Reading passage:
****

From 57282d8fd744072d6d6f18fa6ebe3cc1149015bf Mon Sep 17 00:00:00 2001
From: Kent Overstreet <koverstreet@google.com>
Date: Mon, 13 May 2013 13:42:52 -0700
Subject: aio: Kill ki_users

The kiocb refcount is only needed for cancellation - to ensure a kiocb
isn't freed while a ki_cancel callback is running. But if we restrict
ki_cancel callbacks to not block (which they currently don't), we can
simply drop the refcount.

Signed-off-by: Kent Overstreet <koverstreet@google.com>
Cc: Zach Brown <zab@redhat.com>
Cc: Felipe Balbi <balbi@ti.com>
Cc: Greg Kroah-Hartman <gregkh@linuxfoundation.org>
Cc: Mark Fasheh <mfasheh@suse.com>
Cc: Joel Becker <jlbec@evilplan.org>
Cc: Rusty Russell <rusty@rustcorp.com.au>
Cc: Jens Axboe <axboe@kernel.dk>
Cc: Asai Thambi S P <asamymuthupa@micron.com>
Cc: Selvan Mani <smani@micron.com>
Cc: Sam Bradshaw <sbradshaw@micron.com>
Cc: Jeff Moyer <jmoyer@redhat.com>
Cc: Al Viro <viro@zeniv.linux.org.uk>
Cc: Benjamin LaHaise <bcrl@kvack.org>
Cc: Theodore Ts'o <tytso@mit.edu>
Signed-off-by: Benjamin LaHaise <bcrl@kvack.org>
---
 fs/aio.c            | 47 ++++++++++++-----------------------------------
 include/linux/aio.h |  5 -----
 2 files changed, 12 insertions(+), 40 deletions(-)

(limited to 'include/linux')

diff --git a/fs/aio.c b/fs/aio.c
index 09fe1f334631..69a608a43760 100644
--- a/fs/aio.c
+++ b/fs/aio.c
@@ -361,7 +361,6 @@ EXPORT_SYMBOL(kiocb_set_cancel_fn);
 static int kiocb_cancel(struct kioctx *ctx, struct kiocb *kiocb)
 {
 	kiocb_cancel_fn *old, *cancel;
-	int ret = -EINVAL;
 
 	/*
 	 * Don't want to set kiocb->ki_cancel = KIOCB_CANCELLED unless it
@@ -371,21 +370,13 @@ static int kiocb_cancel(struct kioctx *ctx, struct kiocb *kiocb)

****

Data provided:
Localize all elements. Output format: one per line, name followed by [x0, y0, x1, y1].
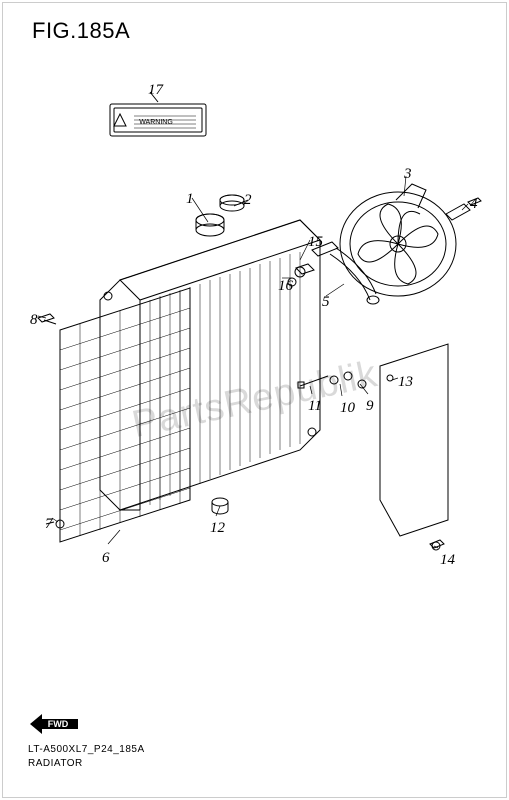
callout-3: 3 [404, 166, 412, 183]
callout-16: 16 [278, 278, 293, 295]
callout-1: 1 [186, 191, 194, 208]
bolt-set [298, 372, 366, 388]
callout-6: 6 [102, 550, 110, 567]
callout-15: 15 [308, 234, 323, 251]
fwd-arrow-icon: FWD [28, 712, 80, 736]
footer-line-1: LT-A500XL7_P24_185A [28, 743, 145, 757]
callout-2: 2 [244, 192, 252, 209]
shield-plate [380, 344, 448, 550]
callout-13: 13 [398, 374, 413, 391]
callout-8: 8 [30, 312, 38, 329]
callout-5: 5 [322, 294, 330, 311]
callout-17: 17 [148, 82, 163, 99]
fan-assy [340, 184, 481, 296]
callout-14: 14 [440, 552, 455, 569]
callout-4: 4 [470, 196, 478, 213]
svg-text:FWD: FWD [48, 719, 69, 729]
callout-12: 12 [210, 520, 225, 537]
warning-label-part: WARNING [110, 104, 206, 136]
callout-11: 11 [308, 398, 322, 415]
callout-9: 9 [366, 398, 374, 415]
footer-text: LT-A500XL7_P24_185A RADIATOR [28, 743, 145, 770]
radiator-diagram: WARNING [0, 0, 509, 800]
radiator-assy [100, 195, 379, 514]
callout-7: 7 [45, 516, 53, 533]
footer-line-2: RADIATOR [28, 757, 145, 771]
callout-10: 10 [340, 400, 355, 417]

****

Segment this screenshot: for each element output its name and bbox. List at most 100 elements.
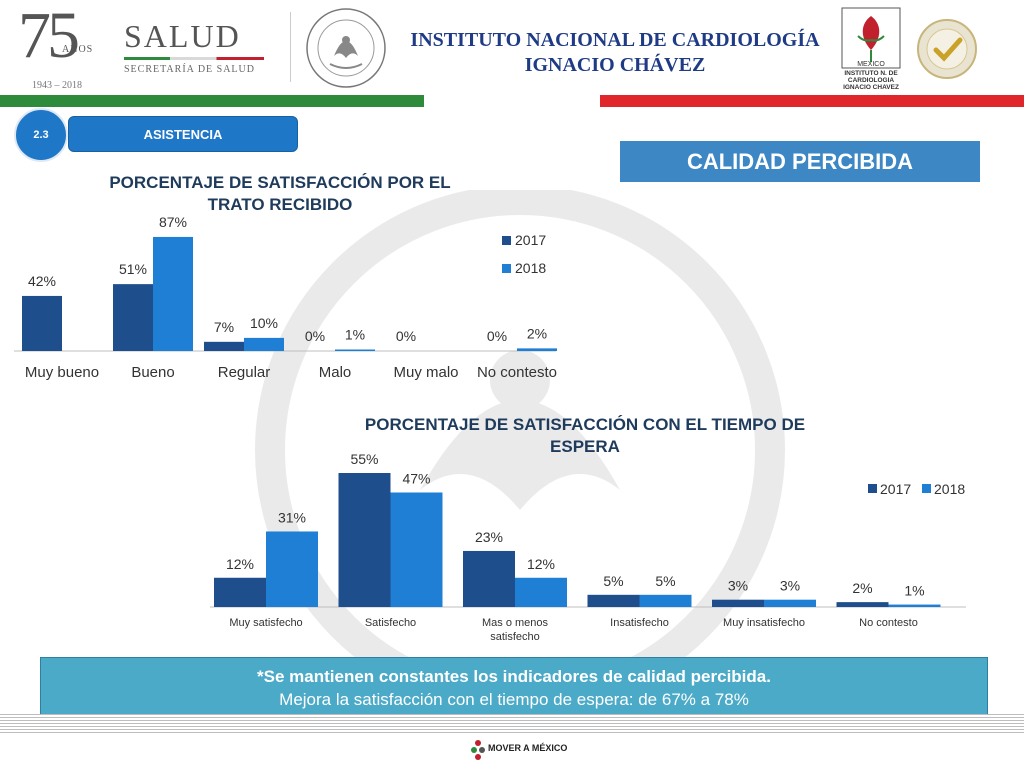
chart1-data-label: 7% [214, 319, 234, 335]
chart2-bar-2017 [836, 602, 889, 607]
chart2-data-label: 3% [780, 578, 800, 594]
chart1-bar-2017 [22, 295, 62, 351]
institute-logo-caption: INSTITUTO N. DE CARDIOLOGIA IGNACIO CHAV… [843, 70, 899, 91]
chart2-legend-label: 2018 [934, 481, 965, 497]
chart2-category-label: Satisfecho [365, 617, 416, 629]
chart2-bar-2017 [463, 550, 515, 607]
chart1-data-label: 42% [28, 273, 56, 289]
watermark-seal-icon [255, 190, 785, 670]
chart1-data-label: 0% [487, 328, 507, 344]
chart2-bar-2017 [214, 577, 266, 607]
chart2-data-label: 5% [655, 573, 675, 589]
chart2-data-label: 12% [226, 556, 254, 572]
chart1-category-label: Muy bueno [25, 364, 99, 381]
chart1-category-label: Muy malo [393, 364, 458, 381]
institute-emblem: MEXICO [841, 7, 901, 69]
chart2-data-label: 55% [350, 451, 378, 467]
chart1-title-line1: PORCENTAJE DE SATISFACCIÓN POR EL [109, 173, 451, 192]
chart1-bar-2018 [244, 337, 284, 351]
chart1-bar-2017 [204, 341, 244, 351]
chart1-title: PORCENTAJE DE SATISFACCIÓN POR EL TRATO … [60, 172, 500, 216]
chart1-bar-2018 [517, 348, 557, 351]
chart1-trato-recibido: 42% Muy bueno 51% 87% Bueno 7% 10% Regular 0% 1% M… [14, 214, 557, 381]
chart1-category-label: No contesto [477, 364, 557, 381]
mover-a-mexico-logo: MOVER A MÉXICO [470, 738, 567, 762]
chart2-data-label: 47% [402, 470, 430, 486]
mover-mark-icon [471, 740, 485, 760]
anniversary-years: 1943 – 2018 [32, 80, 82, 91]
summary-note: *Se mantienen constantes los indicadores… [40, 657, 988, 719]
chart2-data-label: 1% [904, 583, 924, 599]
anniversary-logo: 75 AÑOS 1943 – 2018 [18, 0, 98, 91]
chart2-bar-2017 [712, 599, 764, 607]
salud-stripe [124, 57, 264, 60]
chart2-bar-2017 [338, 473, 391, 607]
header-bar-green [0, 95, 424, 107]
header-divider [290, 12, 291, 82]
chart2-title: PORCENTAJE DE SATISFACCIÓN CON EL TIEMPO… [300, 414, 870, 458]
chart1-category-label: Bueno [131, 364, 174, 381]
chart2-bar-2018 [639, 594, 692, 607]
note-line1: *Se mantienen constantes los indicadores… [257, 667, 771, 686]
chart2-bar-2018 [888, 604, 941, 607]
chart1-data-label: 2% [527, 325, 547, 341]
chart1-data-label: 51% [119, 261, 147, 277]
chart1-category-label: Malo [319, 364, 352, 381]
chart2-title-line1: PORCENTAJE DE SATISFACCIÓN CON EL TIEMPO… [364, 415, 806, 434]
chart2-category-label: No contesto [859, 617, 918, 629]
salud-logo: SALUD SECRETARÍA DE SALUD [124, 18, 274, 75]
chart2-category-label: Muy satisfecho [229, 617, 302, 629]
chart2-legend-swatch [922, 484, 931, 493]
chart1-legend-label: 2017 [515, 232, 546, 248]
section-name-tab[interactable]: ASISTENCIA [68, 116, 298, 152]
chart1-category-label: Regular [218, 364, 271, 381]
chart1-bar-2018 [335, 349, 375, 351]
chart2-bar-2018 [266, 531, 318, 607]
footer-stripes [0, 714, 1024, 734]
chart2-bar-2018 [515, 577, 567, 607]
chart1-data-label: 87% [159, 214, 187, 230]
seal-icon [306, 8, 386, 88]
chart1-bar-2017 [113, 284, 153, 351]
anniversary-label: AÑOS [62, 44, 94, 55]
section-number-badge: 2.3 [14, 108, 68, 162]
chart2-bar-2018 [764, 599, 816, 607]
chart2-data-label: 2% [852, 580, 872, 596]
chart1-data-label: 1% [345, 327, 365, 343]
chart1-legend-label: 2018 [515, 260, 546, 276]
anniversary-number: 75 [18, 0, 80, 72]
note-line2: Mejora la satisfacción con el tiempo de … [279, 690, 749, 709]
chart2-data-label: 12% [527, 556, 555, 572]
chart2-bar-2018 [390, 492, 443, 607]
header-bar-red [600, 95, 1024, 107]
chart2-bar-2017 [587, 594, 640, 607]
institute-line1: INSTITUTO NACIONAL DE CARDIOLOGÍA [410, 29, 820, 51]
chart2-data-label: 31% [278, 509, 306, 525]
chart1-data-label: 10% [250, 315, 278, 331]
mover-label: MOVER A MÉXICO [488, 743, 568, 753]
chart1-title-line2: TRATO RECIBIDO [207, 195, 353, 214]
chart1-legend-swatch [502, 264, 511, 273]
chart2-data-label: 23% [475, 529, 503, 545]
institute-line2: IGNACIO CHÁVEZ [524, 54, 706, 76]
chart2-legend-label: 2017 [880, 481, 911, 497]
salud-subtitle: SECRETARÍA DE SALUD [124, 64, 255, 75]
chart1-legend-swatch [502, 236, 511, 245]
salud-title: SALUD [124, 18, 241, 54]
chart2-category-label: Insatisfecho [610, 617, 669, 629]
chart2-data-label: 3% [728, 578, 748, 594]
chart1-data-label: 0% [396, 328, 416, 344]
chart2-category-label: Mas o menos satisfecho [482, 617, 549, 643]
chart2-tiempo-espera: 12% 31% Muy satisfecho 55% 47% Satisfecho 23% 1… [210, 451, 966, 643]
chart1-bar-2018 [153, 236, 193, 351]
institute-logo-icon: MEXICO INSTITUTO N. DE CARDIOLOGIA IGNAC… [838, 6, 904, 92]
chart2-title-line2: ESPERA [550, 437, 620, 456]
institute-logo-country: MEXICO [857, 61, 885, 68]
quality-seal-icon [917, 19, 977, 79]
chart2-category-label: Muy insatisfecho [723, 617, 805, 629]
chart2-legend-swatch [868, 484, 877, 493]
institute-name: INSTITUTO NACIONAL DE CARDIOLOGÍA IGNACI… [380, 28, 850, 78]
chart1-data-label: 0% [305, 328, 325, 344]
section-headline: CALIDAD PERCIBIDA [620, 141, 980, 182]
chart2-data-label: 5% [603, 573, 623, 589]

****

Instruction 1: In the aio patch, rewrite the span that begins at "The kiocb refcount" and ends after "drop the refcount.", changing "refcount" to "reference count" wherever it occurs.
Instruction 2: Copy the lines of the first block of entries verbatim, starting at the line that has "callout-3: 3 [404, 166, 412, 183]" and stopping after the line that has "callout-10: 10 [340, 400, 355, 417]".
The two blocks of entries come from different sources.

Worked answer 1:
The kiocb reference count is only needed for cancellation - to ensure a kiocb
isn't freed while a ki_cancel callback is running. But if we restrict
ki_cancel callbacks to not block (which they currently don't), we can
simply drop the reference count.

Worked answer 2:
callout-3: 3 [404, 166, 412, 183]
callout-16: 16 [278, 278, 293, 295]
callout-1: 1 [186, 191, 194, 208]
bolt-set [298, 372, 366, 388]
callout-6: 6 [102, 550, 110, 567]
callout-15: 15 [308, 234, 323, 251]
fwd-arrow-icon: FWD [28, 712, 80, 736]
footer-line-1: LT-A500XL7_P24_185A [28, 743, 145, 757]
callout-2: 2 [244, 192, 252, 209]
shield-plate [380, 344, 448, 550]
callout-13: 13 [398, 374, 413, 391]
callout-8: 8 [30, 312, 38, 329]
callout-5: 5 [322, 294, 330, 311]
callout-17: 17 [148, 82, 163, 99]
fan-assy [340, 184, 481, 296]
callout-14: 14 [440, 552, 455, 569]
callout-4: 4 [470, 196, 478, 213]
svg-text:FWD: FWD [48, 719, 69, 729]
callout-12: 12 [210, 520, 225, 537]
warning-label-part: WARNING [110, 104, 206, 136]
callout-11: 11 [308, 398, 322, 415]
callout-9: 9 [366, 398, 374, 415]
footer-text: LT-A500XL7_P24_185A RADIATOR [28, 743, 145, 770]
radiator-diagram: WARNING [0, 0, 509, 800]
radiator-assy [100, 195, 379, 514]
callout-7: 7 [45, 516, 53, 533]
footer-line-2: RADIATOR [28, 757, 145, 771]
callout-10: 10 [340, 400, 355, 417]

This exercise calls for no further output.